What you have to do
This exercise asks for the records to be retyped exactly as they read.

════

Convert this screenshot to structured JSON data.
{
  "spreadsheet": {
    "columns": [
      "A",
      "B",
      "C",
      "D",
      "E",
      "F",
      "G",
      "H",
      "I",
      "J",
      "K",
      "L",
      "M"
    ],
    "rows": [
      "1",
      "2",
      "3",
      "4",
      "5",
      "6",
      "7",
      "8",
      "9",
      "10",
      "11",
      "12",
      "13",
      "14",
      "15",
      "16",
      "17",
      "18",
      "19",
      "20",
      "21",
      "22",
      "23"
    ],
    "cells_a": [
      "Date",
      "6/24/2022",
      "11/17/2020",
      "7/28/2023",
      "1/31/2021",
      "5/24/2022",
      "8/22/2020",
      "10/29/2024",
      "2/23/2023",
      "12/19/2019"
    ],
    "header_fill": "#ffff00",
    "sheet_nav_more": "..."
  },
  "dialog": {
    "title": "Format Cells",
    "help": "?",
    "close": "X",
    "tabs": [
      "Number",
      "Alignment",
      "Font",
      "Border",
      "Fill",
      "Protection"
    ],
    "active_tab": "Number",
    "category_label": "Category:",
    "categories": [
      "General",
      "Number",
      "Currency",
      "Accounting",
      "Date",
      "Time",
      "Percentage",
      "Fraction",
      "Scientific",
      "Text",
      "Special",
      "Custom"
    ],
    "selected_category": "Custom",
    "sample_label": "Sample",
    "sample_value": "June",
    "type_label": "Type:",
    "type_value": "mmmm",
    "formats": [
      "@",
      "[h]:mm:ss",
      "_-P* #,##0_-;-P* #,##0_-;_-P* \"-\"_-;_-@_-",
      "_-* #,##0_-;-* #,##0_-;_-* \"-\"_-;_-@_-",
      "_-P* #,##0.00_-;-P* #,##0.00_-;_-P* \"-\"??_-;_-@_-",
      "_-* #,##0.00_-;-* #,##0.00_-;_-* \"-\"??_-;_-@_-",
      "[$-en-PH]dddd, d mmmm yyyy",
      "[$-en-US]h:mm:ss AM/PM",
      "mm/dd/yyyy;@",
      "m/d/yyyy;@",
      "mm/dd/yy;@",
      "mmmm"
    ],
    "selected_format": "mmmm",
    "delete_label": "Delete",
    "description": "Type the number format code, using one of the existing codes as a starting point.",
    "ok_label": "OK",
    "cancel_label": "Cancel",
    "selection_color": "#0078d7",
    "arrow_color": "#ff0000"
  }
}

════

Worked solution
Convert this screenshot to structured JSON data.
{
  "spreadsheet": {
    "columns": [
      "A",
      "B",
      "C",
      "D",
      "E",
      "F",
      "G",
      "H",
      "I",
      "J",
      "K",
      "L",
      "M"
    ],
    "rows": [
      "1",
      "2",
      "3",
      "4",
      "5",
      "6",
      "7",
      "8",
      "9",
      "10",
      "11",
      "12",
      "13",
      "14",
      "15",
      "16",
      "17",
      "18",
      "19",
      "20",
      "21",
      "22",
      "23"
    ],
    "cells_a": [
      "Date",
      "6/24/2022",
      "11/17/2020",
      "7/28/2023",
      "1/31/2021",
      "5/24/2022",
      "8/22/2020",
      "10/29/2024",
      "2/23/2023",
      "12/19/2019"
    ],
    "header_fill": "#ffff00",
    "sheet_nav_more": "..."
  },
  "dialog": {
    "title": "Format Cells",
    "help": "?",
    "close": "X",
    "tabs": [
      "Number",
      "Alignment",
      "Font",
      "Border",
      "Fill",
      "Protection"
    ],
    "active_tab": "Number",
    "category_label": "Category:",
    "categories": [
      "General",
      "Number",
      "Currency",
      "Accounting",
      "Date",
      "Time",
      "Percentage",
      "Fraction",
      "Scientific",
      "Text",
      "Special",
      "Custom"
    ],
    "selected_category": "Custom",
    "sample_label": "Sample",
    "sample_value": "June",
    "type_label": "Type:",
    "type_value": "mmmm",
    "formats": [
      "@",
      "[h]:mm:ss",
      "_-P* #,##0_-;-P* #,##0_-;_-P* \"-\"_-;_-@_-",
      "_-* #,##0_-;-* #,##0_-;_-* \"-\"_-;_-@_-",
      "_-P* #,##0.00_-;-P* #,##0.00_-;_-P* \"-\"??_-;_-@_-",
      "_-* #,##0.00_-;-* #,##0.00_-;_-* \"-\"??_-;_-@_-",
      "[$-en-PH]dddd, d mmmm yyyy",
      "[$-en-US]h:mm:ss AM/PM",
      "mm/dd/yyyy;@",
      "m/d/yyyy;@",
      "mm/dd/yy;@",
      "mmmm"
    ],
    "selected_format": "mmmm",
    "delete_label": "Delete",
    "description": "Type the number format code, using one of the existing codes as a starting point.",
    "ok_label": "OK",
    "cancel_label": "Cancel",
    "selection_color": "#0078d7",
    "arrow_color": "#ff0000"
  }
}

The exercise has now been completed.